* start DATA *
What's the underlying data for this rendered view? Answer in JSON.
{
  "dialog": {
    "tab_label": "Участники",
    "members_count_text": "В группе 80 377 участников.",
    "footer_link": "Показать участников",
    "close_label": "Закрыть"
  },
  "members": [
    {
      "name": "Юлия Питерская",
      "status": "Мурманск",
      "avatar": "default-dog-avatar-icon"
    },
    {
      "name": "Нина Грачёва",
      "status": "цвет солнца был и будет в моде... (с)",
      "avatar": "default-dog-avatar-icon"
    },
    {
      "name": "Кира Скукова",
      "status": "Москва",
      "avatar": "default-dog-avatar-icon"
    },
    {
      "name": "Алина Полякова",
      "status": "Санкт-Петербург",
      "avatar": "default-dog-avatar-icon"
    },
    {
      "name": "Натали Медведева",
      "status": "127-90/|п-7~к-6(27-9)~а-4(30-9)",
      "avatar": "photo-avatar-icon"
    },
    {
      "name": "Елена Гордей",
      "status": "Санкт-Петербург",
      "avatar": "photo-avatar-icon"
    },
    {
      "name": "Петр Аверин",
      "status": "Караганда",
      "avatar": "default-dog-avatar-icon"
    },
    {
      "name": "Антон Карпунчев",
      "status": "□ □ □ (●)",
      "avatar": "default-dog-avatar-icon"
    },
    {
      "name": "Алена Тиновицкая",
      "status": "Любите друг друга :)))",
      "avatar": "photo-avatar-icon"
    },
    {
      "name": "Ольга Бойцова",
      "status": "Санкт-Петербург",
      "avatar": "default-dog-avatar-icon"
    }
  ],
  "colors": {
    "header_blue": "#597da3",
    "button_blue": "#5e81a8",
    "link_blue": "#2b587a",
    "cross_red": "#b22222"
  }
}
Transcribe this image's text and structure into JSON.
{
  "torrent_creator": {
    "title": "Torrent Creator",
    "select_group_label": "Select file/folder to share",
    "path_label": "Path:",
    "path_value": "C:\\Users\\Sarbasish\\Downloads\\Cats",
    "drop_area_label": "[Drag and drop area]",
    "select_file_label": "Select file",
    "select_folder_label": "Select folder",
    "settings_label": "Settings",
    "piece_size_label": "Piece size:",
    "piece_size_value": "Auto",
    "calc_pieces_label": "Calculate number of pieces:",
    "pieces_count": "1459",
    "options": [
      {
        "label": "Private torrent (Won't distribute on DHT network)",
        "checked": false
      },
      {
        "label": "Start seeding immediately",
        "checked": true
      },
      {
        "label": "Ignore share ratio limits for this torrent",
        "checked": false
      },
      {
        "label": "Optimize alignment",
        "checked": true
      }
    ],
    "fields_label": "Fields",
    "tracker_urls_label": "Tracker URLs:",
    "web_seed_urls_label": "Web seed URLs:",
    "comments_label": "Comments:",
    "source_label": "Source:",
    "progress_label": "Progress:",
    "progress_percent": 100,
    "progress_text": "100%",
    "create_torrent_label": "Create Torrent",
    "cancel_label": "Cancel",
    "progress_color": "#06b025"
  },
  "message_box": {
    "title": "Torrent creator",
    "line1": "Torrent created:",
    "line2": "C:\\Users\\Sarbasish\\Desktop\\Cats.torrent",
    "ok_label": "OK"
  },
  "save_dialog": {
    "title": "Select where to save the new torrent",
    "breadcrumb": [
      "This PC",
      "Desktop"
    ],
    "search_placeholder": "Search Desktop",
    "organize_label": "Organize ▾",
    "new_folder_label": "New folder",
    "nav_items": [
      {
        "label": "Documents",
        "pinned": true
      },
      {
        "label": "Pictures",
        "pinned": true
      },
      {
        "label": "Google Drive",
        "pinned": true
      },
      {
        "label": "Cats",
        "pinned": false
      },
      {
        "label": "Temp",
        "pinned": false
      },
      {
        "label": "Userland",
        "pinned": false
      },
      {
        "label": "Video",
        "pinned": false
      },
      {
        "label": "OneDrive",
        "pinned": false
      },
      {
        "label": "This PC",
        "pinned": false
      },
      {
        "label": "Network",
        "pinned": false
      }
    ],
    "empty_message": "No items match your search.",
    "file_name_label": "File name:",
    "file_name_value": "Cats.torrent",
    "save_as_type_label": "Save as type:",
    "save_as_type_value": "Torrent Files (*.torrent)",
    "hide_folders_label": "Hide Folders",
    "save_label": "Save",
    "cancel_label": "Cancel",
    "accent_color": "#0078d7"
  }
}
* end DATA *
GOAL —
All entries shown above should be printed again exactly.

SOLUTION FOR THIS EXERCISE —
What's the underlying data for this rendered view? Answer in JSON.
{
  "dialog": {
    "tab_label": "Участники",
    "members_count_text": "В группе 80 377 участников.",
    "footer_link": "Показать участников",
    "close_label": "Закрыть"
  },
  "members": [
    {
      "name": "Юлия Питерская",
      "status": "Мурманск",
      "avatar": "default-dog-avatar-icon"
    },
    {
      "name": "Нина Грачёва",
      "status": "цвет солнца был и будет в моде... (с)",
      "avatar": "default-dog-avatar-icon"
    },
    {
      "name": "Кира Скукова",
      "status": "Москва",
      "avatar": "default-dog-avatar-icon"
    },
    {
      "name": "Алина Полякова",
      "status": "Санкт-Петербург",
      "avatar": "default-dog-avatar-icon"
    },
    {
      "name": "Натали Медведева",
      "status": "127-90/|п-7~к-6(27-9)~а-4(30-9)",
      "avatar": "photo-avatar-icon"
    },
    {
      "name": "Елена Гордей",
      "status": "Санкт-Петербург",
      "avatar": "photo-avatar-icon"
    },
    {
      "name": "Петр Аверин",
      "status": "Караганда",
      "avatar": "default-dog-avatar-icon"
    },
    {
      "name": "Антон Карпунчев",
      "status": "□ □ □ (●)",
      "avatar": "default-dog-avatar-icon"
    },
    {
      "name": "Алена Тиновицкая",
      "status": "Любите друг друга :)))",
      "avatar": "photo-avatar-icon"
    },
    {
      "name": "Ольга Бойцова",
      "status": "Санкт-Петербург",
      "avatar": "default-dog-avatar-icon"
    }
  ],
  "colors": {
    "header_blue": "#597da3",
    "button_blue": "#5e81a8",
    "link_blue": "#2b587a",
    "cross_red": "#b22222"
  }
}
Transcribe this image's text and structure into JSON.
{
  "torrent_creator": {
    "title": "Torrent Creator",
    "select_group_label": "Select file/folder to share",
    "path_label": "Path:",
    "path_value": "C:\\Users\\Sarbasish\\Downloads\\Cats",
    "drop_area_label": "[Drag and drop area]",
    "select_file_label": "Select file",
    "select_folder_label": "Select folder",
    "settings_label": "Settings",
    "piece_size_label": "Piece size:",
    "piece_size_value": "Auto",
    "calc_pieces_label": "Calculate number of pieces:",
    "pieces_count": "1459",
    "options": [
      {
        "label": "Private torrent (Won't distribute on DHT network)",
        "checked": false
      },
      {
        "label": "Start seeding immediately",
        "checked": true
      },
      {
        "label": "Ignore share ratio limits for this torrent",
        "checked": false
      },
      {
        "label": "Optimize alignment",
        "checked": true
      }
    ],
    "fields_label": "Fields",
    "tracker_urls_label": "Tracker URLs:",
    "web_seed_urls_label": "Web seed URLs:",
    "comments_label": "Comments:",
    "source_label": "Source:",
    "progress_label": "Progress:",
    "progress_percent": 100,
    "progress_text": "100%",
    "create_torrent_label": "Create Torrent",
    "cancel_label": "Cancel",
    "progress_color": "#06b025"
  },
  "message_box": {
    "title": "Torrent creator",
    "line1": "Torrent created:",
    "line2": "C:\\Users\\Sarbasish\\Desktop\\Cats.torrent",
    "ok_label": "OK"
  },
  "save_dialog": {
    "title": "Select where to save the new torrent",
    "breadcrumb": [
      "This PC",
      "Desktop"
    ],
    "search_placeholder": "Search Desktop",
    "organize_label": "Organize ▾",
    "new_folder_label": "New folder",
    "nav_items": [
      {
        "label": "Documents",
        "pinned": true
      },
      {
        "label": "Pictures",
        "pinned": true
      },
      {
        "label": "Google Drive",
        "pinned": true
      },
      {
        "label": "Cats",
        "pinned": false
      },
      {
        "label": "Temp",
        "pinned": false
      },
      {
        "label": "Userland",
        "pinned": false
      },
      {
        "label": "Video",
        "pinned": false
      },
      {
        "label": "OneDrive",
        "pinned": false
      },
      {
        "label": "This PC",
        "pinned": false
      },
      {
        "label": "Network",
        "pinned": false
      }
    ],
    "empty_message": "No items match your search.",
    "file_name_label": "File name:",
    "file_name_value": "Cats.torrent",
    "save_as_type_label": "Save as type:",
    "save_as_type_value": "Torrent Files (*.torrent)",
    "hide_folders_label": "Hide Folders",
    "save_label": "Save",
    "cancel_label": "Cancel",
    "accent_color": "#0078d7"
  }
}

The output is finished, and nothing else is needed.